[Records from a data collection]
==*==

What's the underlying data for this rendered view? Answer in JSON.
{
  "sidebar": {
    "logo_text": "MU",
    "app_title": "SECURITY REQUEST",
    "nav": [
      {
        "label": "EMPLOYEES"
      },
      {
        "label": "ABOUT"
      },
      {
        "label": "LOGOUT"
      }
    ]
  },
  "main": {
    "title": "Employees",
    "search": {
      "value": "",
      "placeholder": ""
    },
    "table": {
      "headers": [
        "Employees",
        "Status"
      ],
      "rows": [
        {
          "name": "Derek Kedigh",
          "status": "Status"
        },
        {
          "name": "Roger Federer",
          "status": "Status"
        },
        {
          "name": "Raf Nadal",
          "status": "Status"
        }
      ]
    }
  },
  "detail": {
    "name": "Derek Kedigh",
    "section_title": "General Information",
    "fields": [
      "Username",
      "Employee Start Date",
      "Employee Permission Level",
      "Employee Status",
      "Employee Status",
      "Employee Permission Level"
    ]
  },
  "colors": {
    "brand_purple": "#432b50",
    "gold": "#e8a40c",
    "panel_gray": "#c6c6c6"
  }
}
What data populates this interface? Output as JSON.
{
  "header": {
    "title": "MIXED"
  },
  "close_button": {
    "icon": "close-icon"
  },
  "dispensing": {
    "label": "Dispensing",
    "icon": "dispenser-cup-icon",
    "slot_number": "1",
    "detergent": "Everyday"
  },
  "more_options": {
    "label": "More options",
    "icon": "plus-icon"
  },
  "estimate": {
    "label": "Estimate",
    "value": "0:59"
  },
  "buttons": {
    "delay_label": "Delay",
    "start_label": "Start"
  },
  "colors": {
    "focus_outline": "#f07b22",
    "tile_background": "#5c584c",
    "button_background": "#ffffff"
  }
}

==*==

[WORK TO DO] Your answer should consist only of the lines from the one with "What data populates" through the end of the data above, reproduced exactly.

[REPLY TO THE TASK]
What data populates this interface? Output as JSON.
{
  "header": {
    "title": "MIXED"
  },
  "close_button": {
    "icon": "close-icon"
  },
  "dispensing": {
    "label": "Dispensing",
    "icon": "dispenser-cup-icon",
    "slot_number": "1",
    "detergent": "Everyday"
  },
  "more_options": {
    "label": "More options",
    "icon": "plus-icon"
  },
  "estimate": {
    "label": "Estimate",
    "value": "0:59"
  },
  "buttons": {
    "delay_label": "Delay",
    "start_label": "Start"
  },
  "colors": {
    "focus_outline": "#f07b22",
    "tile_background": "#5c584c",
    "button_background": "#ffffff"
  }
}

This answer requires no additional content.